Quote every line of the material beneath this one.

==============================

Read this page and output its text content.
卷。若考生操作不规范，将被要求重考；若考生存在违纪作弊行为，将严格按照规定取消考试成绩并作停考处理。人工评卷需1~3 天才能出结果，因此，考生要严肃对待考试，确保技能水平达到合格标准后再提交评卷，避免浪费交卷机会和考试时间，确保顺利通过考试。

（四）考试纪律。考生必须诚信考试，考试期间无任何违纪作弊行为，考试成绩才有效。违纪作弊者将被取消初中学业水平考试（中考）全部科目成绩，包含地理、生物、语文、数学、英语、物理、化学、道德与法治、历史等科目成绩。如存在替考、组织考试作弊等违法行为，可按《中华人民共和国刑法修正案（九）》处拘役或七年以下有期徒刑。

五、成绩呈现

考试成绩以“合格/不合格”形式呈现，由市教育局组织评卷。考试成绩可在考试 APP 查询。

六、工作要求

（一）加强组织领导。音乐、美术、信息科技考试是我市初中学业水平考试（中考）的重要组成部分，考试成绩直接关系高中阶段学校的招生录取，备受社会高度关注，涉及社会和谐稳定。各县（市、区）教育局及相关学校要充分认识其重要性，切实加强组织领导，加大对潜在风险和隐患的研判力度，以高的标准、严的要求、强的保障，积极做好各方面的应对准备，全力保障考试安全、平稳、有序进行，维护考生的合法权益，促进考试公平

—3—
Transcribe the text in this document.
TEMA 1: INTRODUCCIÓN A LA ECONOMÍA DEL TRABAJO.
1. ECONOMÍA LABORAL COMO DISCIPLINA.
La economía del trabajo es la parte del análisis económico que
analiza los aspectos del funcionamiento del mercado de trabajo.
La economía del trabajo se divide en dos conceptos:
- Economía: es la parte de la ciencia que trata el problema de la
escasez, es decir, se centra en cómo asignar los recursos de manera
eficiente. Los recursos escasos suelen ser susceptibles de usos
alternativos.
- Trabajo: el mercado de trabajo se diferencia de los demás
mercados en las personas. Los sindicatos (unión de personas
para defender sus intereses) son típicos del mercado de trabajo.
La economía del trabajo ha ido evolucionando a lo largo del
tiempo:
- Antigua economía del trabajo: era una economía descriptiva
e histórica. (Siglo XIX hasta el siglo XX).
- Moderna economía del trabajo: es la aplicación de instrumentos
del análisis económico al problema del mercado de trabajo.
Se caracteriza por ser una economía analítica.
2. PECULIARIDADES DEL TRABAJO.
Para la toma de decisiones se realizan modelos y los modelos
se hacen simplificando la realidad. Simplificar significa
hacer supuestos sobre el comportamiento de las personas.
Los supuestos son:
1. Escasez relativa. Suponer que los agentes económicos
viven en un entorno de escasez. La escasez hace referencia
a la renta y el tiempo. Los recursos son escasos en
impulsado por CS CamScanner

==============================

* [TASK OUTPUT]:
Read this page and output its text content.
卷。若考生操作不规范，将被要求重考；若考生存在违纪作弊行为，将严格按照规定取消考试成绩并作停考处理。人工评卷需1~3 天才能出结果，因此，考生要严肃对待考试，确保技能水平达到合格标准后再提交评卷，避免浪费交卷机会和考试时间，确保顺利通过考试。

（四）考试纪律。考生必须诚信考试，考试期间无任何违纪作弊行为，考试成绩才有效。违纪作弊者将被取消初中学业水平考试（中考）全部科目成绩，包含地理、生物、语文、数学、英语、物理、化学、道德与法治、历史等科目成绩。如存在替考、组织考试作弊等违法行为，可按《中华人民共和国刑法修正案（九）》处拘役或七年以下有期徒刑。

五、成绩呈现

考试成绩以“合格/不合格”形式呈现，由市教育局组织评卷。考试成绩可在考试 APP 查询。

六、工作要求

（一）加强组织领导。音乐、美术、信息科技考试是我市初中学业水平考试（中考）的重要组成部分，考试成绩直接关系高中阶段学校的招生录取，备受社会高度关注，涉及社会和谐稳定。各县（市、区）教育局及相关学校要充分认识其重要性，切实加强组织领导，加大对潜在风险和隐患的研判力度，以高的标准、严的要求、强的保障，积极做好各方面的应对准备，全力保障考试安全、平稳、有序进行，维护考生的合法权益，促进考试公平

—3—
Transcribe the text in this document.
TEMA 1: INTRODUCCIÓN A LA ECONOMÍA DEL TRABAJO.
1. ECONOMÍA LABORAL COMO DISCIPLINA.
La economía del trabajo es la parte del análisis económico que
analiza los aspectos del funcionamiento del mercado de trabajo.
La economía del trabajo se divide en dos conceptos:
- Economía: es la parte de la ciencia que trata el problema de la
escasez, es decir, se centra en cómo asignar los recursos de manera
eficiente. Los recursos escasos suelen ser susceptibles de usos
alternativos.
- Trabajo: el mercado de trabajo se diferencia de los demás
mercados en las personas. Los sindicatos (unión de personas
para defender sus intereses) son típicos del mercado de trabajo.
La economía del trabajo ha ido evolucionando a lo largo del
tiempo:
- Antigua economía del trabajo: era una economía descriptiva
e histórica. (Siglo XIX hasta el siglo XX).
- Moderna economía del trabajo: es la aplicación de instrumentos
del análisis económico al problema del mercado de trabajo.
Se caracteriza por ser una economía analítica.
2. PECULIARIDADES DEL TRABAJO.
Para la toma de decisiones se realizan modelos y los modelos
se hacen simplificando la realidad. Simplificar significa
hacer supuestos sobre el comportamiento de las personas.
Los supuestos son:
1. Escasez relativa. Suponer que los agentes económicos
viven en un entorno de escasez. La escasez hace referencia
a la renta y el tiempo. Los recursos son escasos en
impulsado por CS CamScanner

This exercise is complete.